* [PASSAGE SHOWN]
And you know what? So far I'm doing pretty well. I didn't get deathly sick off the bat, the food doesn't give me stomach problems, the dirt is manageable, somehow your body allows 112 degrees to be an acceptable temperature to live in, Anna hasn't figured out what a complete moron I am, I can get around knowing about 12 actual hindi words, 3 facial expressions and 2 hand gestures, and the really good news -- people don't flat out hate me. i am actually loving all of it. its perfection its its own right.
However, there is always that one thing you didn't think of, that one thing that wasn't supposed to be such a big deal, but somehow turns out to be THE big deal. THE thing that slams you upside the head and shines the light on those personality traits you thought were a little more buried. Well, you will be glad to know I figured one of those things out: THE NOISE (its actually more of a 'sensory overload', but for our purposes here we will define it as 'noise'). For me the noise in Lucknow is so altering, so inescapable, so difficult to deal with. me cuesta muchisimo. Mainly because it just isn't a couple noises, it is a whole symphony of sound at all hours of the day: cars, waste, trains, sirens, gov. propaganda announcements, trucks, people, cows, bicycles, trash, hindu temples, poop, brass bands....i think i already blogged about this. Mix constant background music with more or less 3 million people...all trying just be in the same city....i get a little clammy. So the escape to Krishmamurtiji's retreat......was......such......a...lovely beginning to a sweet remembrance.

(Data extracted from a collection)
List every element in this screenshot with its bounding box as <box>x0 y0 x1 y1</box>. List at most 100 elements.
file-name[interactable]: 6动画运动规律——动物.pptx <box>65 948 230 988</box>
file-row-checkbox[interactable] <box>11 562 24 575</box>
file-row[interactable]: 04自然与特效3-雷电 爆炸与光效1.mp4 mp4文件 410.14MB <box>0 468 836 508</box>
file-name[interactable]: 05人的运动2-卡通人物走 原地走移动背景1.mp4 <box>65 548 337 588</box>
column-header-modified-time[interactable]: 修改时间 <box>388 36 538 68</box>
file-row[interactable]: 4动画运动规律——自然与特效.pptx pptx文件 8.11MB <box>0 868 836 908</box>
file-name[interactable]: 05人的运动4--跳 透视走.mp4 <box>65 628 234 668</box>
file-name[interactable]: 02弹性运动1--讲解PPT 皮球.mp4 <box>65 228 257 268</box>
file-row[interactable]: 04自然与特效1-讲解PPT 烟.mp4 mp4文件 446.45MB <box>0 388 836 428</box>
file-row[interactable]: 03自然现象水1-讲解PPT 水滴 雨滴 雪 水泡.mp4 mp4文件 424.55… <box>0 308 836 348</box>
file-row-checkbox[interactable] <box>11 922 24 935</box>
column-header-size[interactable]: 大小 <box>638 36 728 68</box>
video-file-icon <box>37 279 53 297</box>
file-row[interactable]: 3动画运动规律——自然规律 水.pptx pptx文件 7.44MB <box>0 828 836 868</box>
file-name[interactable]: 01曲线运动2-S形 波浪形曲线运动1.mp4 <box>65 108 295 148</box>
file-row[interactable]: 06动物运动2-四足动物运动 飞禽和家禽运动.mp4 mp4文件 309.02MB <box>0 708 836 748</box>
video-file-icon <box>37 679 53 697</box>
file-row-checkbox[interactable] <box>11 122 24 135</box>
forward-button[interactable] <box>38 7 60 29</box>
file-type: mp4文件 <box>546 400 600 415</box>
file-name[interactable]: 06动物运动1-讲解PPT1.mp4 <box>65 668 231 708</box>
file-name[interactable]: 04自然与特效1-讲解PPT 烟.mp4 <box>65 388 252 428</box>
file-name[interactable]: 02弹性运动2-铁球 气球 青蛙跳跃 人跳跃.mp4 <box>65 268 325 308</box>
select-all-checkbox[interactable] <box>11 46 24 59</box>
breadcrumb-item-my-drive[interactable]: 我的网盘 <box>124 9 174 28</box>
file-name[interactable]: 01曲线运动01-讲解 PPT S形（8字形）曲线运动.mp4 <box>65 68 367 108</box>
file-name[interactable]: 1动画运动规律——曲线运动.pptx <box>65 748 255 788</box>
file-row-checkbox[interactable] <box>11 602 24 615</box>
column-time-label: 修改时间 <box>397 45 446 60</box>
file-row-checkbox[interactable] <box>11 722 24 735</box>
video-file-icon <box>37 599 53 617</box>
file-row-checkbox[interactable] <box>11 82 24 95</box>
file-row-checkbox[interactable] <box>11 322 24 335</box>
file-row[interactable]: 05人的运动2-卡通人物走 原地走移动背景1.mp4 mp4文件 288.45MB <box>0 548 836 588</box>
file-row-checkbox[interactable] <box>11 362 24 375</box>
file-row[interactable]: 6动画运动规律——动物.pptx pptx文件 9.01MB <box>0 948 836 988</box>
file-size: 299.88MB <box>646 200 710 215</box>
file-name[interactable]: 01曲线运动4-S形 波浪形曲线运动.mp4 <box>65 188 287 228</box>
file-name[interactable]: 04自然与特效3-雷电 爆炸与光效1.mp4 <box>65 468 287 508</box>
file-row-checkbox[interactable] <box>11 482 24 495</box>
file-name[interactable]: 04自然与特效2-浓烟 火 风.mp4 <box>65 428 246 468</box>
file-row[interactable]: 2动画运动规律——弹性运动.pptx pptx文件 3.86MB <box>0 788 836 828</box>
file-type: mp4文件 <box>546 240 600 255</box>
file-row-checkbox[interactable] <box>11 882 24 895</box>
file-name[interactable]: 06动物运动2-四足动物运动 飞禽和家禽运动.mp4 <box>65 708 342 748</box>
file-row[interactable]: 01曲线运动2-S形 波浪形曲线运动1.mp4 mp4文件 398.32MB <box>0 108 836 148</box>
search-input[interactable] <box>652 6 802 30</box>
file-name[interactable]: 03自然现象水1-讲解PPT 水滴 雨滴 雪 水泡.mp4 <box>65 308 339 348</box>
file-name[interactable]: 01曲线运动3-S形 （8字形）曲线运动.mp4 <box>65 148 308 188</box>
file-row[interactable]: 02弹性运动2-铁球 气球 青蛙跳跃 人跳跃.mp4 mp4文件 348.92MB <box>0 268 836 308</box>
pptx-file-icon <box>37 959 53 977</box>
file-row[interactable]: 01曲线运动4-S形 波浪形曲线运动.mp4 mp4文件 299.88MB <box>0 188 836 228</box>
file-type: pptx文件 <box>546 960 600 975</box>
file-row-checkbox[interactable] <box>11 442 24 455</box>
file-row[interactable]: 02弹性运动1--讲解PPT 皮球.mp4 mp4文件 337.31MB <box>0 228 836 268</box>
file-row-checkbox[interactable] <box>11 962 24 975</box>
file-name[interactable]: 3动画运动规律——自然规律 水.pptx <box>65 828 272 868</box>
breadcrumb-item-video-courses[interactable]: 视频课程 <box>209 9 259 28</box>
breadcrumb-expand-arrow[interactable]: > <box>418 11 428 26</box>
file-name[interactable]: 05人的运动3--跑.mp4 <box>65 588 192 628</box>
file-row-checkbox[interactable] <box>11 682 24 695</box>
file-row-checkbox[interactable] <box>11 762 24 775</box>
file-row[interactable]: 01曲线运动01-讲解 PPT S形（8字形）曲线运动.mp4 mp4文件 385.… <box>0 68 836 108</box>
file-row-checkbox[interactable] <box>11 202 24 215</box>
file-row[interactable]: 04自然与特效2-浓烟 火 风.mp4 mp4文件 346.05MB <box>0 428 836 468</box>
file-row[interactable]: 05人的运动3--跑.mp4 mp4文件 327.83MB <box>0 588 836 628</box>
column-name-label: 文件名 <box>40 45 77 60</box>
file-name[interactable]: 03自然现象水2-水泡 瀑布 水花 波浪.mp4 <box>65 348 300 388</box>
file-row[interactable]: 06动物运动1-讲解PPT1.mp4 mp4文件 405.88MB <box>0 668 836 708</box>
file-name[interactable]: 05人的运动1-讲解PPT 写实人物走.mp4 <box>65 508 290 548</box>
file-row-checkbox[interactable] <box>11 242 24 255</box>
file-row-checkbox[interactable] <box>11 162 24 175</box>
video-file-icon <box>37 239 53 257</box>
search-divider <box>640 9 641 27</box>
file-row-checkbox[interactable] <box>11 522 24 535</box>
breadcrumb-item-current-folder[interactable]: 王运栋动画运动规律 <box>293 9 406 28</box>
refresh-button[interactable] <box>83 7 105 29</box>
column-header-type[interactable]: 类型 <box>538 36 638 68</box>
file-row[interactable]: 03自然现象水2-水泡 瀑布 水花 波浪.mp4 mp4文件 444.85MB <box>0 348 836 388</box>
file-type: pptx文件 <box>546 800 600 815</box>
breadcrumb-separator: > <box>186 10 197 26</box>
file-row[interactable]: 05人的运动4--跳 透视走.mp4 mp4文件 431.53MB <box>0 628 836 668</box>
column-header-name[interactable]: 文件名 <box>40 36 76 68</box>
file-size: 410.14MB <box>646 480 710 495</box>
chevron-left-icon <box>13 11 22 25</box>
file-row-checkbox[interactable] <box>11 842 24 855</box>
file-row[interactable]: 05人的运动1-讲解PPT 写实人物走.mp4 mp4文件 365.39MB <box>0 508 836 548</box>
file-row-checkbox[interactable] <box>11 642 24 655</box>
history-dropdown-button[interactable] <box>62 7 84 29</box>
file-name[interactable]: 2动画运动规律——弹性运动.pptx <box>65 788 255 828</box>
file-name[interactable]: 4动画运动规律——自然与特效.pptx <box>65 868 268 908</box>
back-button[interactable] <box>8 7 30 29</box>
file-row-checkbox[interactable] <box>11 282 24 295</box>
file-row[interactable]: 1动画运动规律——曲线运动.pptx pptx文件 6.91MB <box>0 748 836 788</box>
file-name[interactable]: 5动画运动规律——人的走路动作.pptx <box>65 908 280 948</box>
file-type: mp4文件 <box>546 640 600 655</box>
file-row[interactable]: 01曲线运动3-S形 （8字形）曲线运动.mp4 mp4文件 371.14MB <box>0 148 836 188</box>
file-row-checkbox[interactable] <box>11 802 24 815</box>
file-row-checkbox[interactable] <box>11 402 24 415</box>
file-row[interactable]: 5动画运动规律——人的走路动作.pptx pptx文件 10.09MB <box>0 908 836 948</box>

* [LIST OF TASKS]
**a)** Reproduce the stretch of the Lucknow blog post from "And you know" through "its own right." verbatim.
**b)** Answer these from the Lucknow blog post:
(i) What temperature does the writer say the body somehow accepts as livable?
(ii) About how many actual Hindi words does the writer say they get around with?
(iii) What does the writer say the noise is actually more of?
**c)** Write the next part of the Lucknow blog post, picking up after its final sentence.
None of these lines matter for this work.

* [OUTPUTS IN ORDER]
**a)**
And you know what? So far I'm doing pretty well. I didn't get deathly sick off the bat, the food doesn't give me stomach problems, the dirt is manageable, somehow your body allows 112 degrees to be an acceptable temperature to live in, Anna hasn't figured out what a complete moron I am, I can get around knowing about 12 actual hindi words, 3 facial expressions and 2 hand gestures, and the really good news -- people don't flat out hate me. i am actually loving all of it. its perfection its its own right.

**b)**
(i) 112 degrees
(ii) About 12
(iii) A "sensory overload"

**c)**
So blown over by my newly found serenity, I woke up at 5:45am each morning just to sit along the wall, beneath the plush trees, and gaze out at the Ganges river with my new found family of dogs. I wrote in my journal, prayed, and sat in silence. It was the type of quiet, that if given a physical form, would have the consistency of slow churned vanilla bean ice cream...and i sat there inhaling spoonful after spoonful. A thick dense silence, charged with energy. Snack time was silence's best present, the clinking of spoons and coffee cups, the pouring of chai, slurping up my watermelon wedge. i could even hear the peeling of a banana if i paid close enough attention. Didn't want to take it for granted, it was far too precious.
Everything was so deliciously simple, right down to our beds. A white sheet and thin blanket, a clean bathroom, a floor cushion to use while those around you discussed inner and outer nature- truth- life-death, even the ants marched single file on their tippy toes. No cellphones, no Internet, no technology of any kind. You washed your own plates after each meal with diluted soap (got em even cleaner if you ask me), and I listened as guests sat around contemplating life's questions. A teacher, a doctor, a retired geologist, a mother, someone from england, a son...all just searching (and finding) answers--and very and content with their findings. no one seemed lost, they were satisfied with enough...which was nice to see for a change.